Records supplied:

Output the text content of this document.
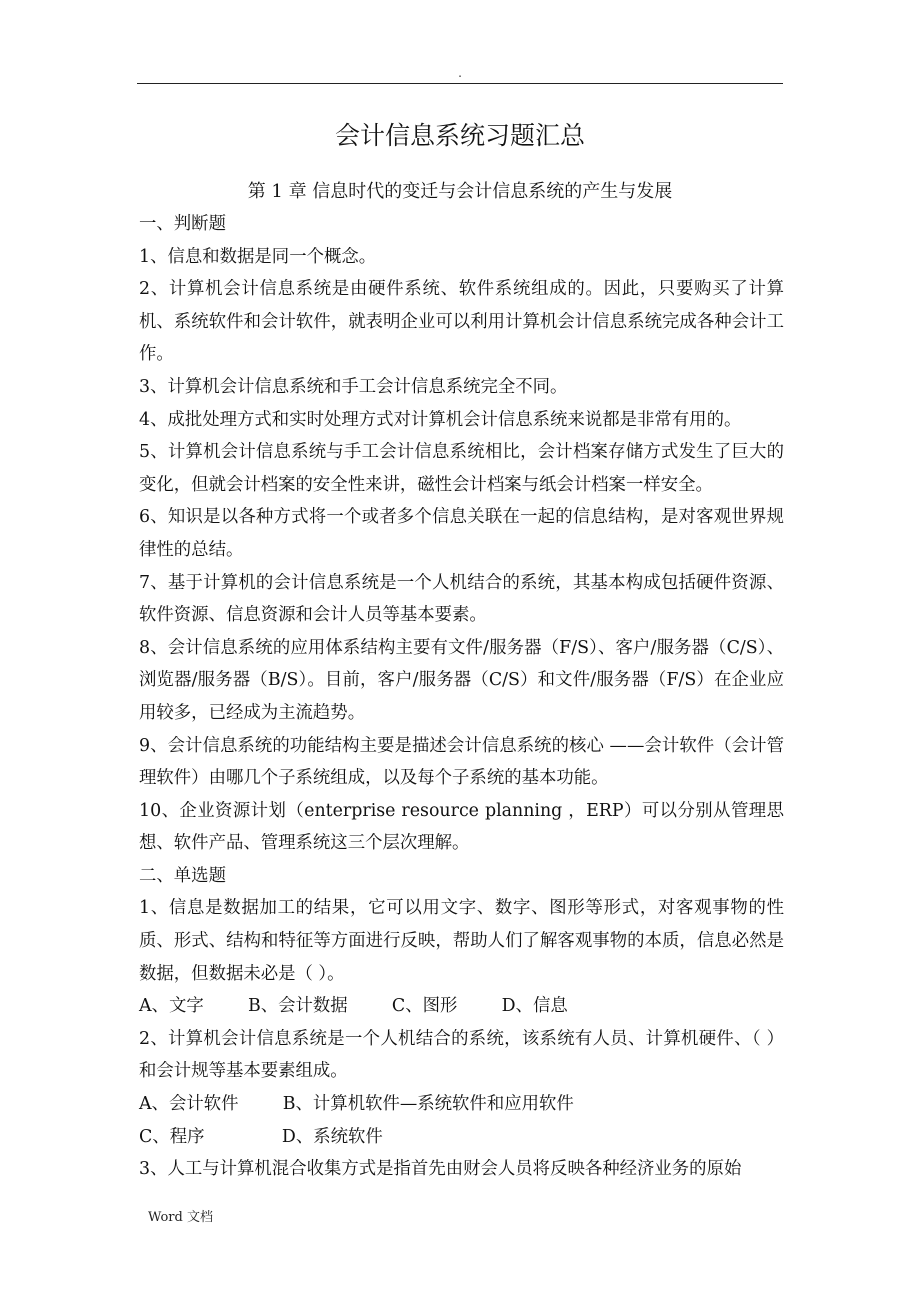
.
会计信息系统习题汇总
第 1 章 信息时代的变迁与会计信息系统的产生与发展

一、判断题

1、信息和数据是同一个概念。

2、计算机会计信息系统是由硬件系统、软件系统组成的。因此，只要购买了计算机、系统软件和会计软件，就表明企业可以利用计算机会计信息系统完成各种会计工作。

3、计算机会计信息系统和手工会计信息系统完全不同。

4、成批处理方式和实时处理方式对计算机会计信息系统来说都是非常有用的。

5、计算机会计信息系统与手工会计信息系统相比，会计档案存储方式发生了巨大的变化，但就会计档案的安全性来讲，磁性会计档案与纸会计档案一样安全。

6、知识是以各种方式将一个或者多个信息关联在一起的信息结构，是对客观世界规律性的总结。

7、基于计算机的会计信息系统是一个人机结合的系统，其基本构成包括硬件资源、软件资源、信息资源和会计人员等基本要素。

8、会计信息系统的应用体系结构主要有文件/服务器（F/S）、客户/服务器（C/S）、浏览器/服务器（B/S）。目前，客户/服务器（C/S）和文件/服务器（F/S）在企业应用较多，已经成为主流趋势。

9、会计信息系统的功能结构主要是描述会计信息系统的核心 ——会计软件（会计管理软件）由哪几个子系统组成，以及每个子系统的基本功能。

10、企业资源计划（enterprise resource planning ，ERP）可以分别从管理思想、软件产品、管理系统这三个层次理解。

二、单选题

1、信息是数据加工的结果，它可以用文字、数字、图形等形式，对客观事物的性质、形式、结构和特征等方面进行反映，帮助人们了解客观事物的本质，信息必然是数据，但数据未必是（ ）。

A、文字        B、会计数据        C、图形        D、信息

2、计算机会计信息系统是一个人机结合的系统，该系统有人员、计算机硬件、（ ）和会计规等基本要素组成。

A、会计软件        B、计算机软件—系统软件和应用软件

C、程序              D、系统软件

3、人工与计算机混合收集方式是指首先由财会人员将反映各种经济业务的原始

Word 文档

Goal of the exercise: Copy the whole of the material above exactly, but not its images.

Answer below:
Output the text content of this document.
.
会计信息系统习题汇总
第 1 章 信息时代的变迁与会计信息系统的产生与发展

一、判断题

1、信息和数据是同一个概念。

2、计算机会计信息系统是由硬件系统、软件系统组成的。因此，只要购买了计算机、系统软件和会计软件，就表明企业可以利用计算机会计信息系统完成各种会计工作。

3、计算机会计信息系统和手工会计信息系统完全不同。

4、成批处理方式和实时处理方式对计算机会计信息系统来说都是非常有用的。

5、计算机会计信息系统与手工会计信息系统相比，会计档案存储方式发生了巨大的变化，但就会计档案的安全性来讲，磁性会计档案与纸会计档案一样安全。

6、知识是以各种方式将一个或者多个信息关联在一起的信息结构，是对客观世界规律性的总结。

7、基于计算机的会计信息系统是一个人机结合的系统，其基本构成包括硬件资源、软件资源、信息资源和会计人员等基本要素。

8、会计信息系统的应用体系结构主要有文件/服务器（F/S）、客户/服务器（C/S）、浏览器/服务器（B/S）。目前，客户/服务器（C/S）和文件/服务器（F/S）在企业应用较多，已经成为主流趋势。

9、会计信息系统的功能结构主要是描述会计信息系统的核心 ——会计软件（会计管理软件）由哪几个子系统组成，以及每个子系统的基本功能。

10、企业资源计划（enterprise resource planning ，ERP）可以分别从管理思想、软件产品、管理系统这三个层次理解。

二、单选题

1、信息是数据加工的结果，它可以用文字、数字、图形等形式，对客观事物的性质、形式、结构和特征等方面进行反映，帮助人们了解客观事物的本质，信息必然是数据，但数据未必是（ ）。

A、文字        B、会计数据        C、图形        D、信息

2、计算机会计信息系统是一个人机结合的系统，该系统有人员、计算机硬件、（ ）和会计规等基本要素组成。

A、会计软件        B、计算机软件—系统软件和应用软件

C、程序              D、系统软件

3、人工与计算机混合收集方式是指首先由财会人员将反映各种经济业务的原始

Word 文档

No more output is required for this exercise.